* BEGIN Available data *
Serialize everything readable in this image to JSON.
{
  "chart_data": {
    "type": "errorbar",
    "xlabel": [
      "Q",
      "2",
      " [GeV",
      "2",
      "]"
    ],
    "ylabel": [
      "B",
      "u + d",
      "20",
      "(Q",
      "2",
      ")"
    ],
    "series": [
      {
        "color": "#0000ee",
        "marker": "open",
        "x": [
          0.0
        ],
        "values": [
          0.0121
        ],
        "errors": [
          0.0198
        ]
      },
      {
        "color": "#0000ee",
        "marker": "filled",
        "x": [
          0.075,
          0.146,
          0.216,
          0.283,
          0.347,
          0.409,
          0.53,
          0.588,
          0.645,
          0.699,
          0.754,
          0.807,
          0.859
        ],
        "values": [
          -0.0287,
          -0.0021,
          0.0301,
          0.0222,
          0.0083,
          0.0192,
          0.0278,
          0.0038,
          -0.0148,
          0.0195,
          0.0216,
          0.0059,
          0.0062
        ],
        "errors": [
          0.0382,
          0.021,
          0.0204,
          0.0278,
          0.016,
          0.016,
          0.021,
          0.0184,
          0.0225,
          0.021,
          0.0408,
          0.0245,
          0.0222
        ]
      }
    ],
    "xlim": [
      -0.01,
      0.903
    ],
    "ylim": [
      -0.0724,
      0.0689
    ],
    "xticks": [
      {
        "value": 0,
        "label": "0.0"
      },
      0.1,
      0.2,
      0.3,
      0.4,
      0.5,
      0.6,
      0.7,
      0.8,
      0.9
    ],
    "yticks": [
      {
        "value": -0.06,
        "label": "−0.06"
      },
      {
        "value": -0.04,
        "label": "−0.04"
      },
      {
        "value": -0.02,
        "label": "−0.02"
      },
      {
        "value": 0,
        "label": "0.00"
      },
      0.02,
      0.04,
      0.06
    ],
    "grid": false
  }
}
* END Available data *
Quote each line of the data above exactly as written.

Serialize everything readable in this image to JSON.
{
  "chart_data": {
    "type": "errorbar",
    "xlabel": [
      "Q",
      "2",
      " [GeV",
      "2",
      "]"
    ],
    "ylabel": [
      "B",
      "u + d",
      "20",
      "(Q",
      "2",
      ")"
    ],
    "series": [
      {
        "color": "#0000ee",
        "marker": "open",
        "x": [
          0.0
        ],
        "values": [
          0.0121
        ],
        "errors": [
          0.0198
        ]
      },
      {
        "color": "#0000ee",
        "marker": "filled",
        "x": [
          0.075,
          0.146,
          0.216,
          0.283,
          0.347,
          0.409,
          0.53,
          0.588,
          0.645,
          0.699,
          0.754,
          0.807,
          0.859
        ],
        "values": [
          -0.0287,
          -0.0021,
          0.0301,
          0.0222,
          0.0083,
          0.0192,
          0.0278,
          0.0038,
          -0.0148,
          0.0195,
          0.0216,
          0.0059,
          0.0062
        ],
        "errors": [
          0.0382,
          0.021,
          0.0204,
          0.0278,
          0.016,
          0.016,
          0.021,
          0.0184,
          0.0225,
          0.021,
          0.0408,
          0.0245,
          0.0222
        ]
      }
    ],
    "xlim": [
      -0.01,
      0.903
    ],
    "ylim": [
      -0.0724,
      0.0689
    ],
    "xticks": [
      {
        "value": 0,
        "label": "0.0"
      },
      0.1,
      0.2,
      0.3,
      0.4,
      0.5,
      0.6,
      0.7,
      0.8,
      0.9
    ],
    "yticks": [
      {
        "value": -0.06,
        "label": "−0.06"
      },
      {
        "value": -0.04,
        "label": "−0.04"
      },
      {
        "value": -0.02,
        "label": "−0.02"
      },
      {
        "value": 0,
        "label": "0.00"
      },
      0.02,
      0.04,
      0.06
    ],
    "grid": false
  }
}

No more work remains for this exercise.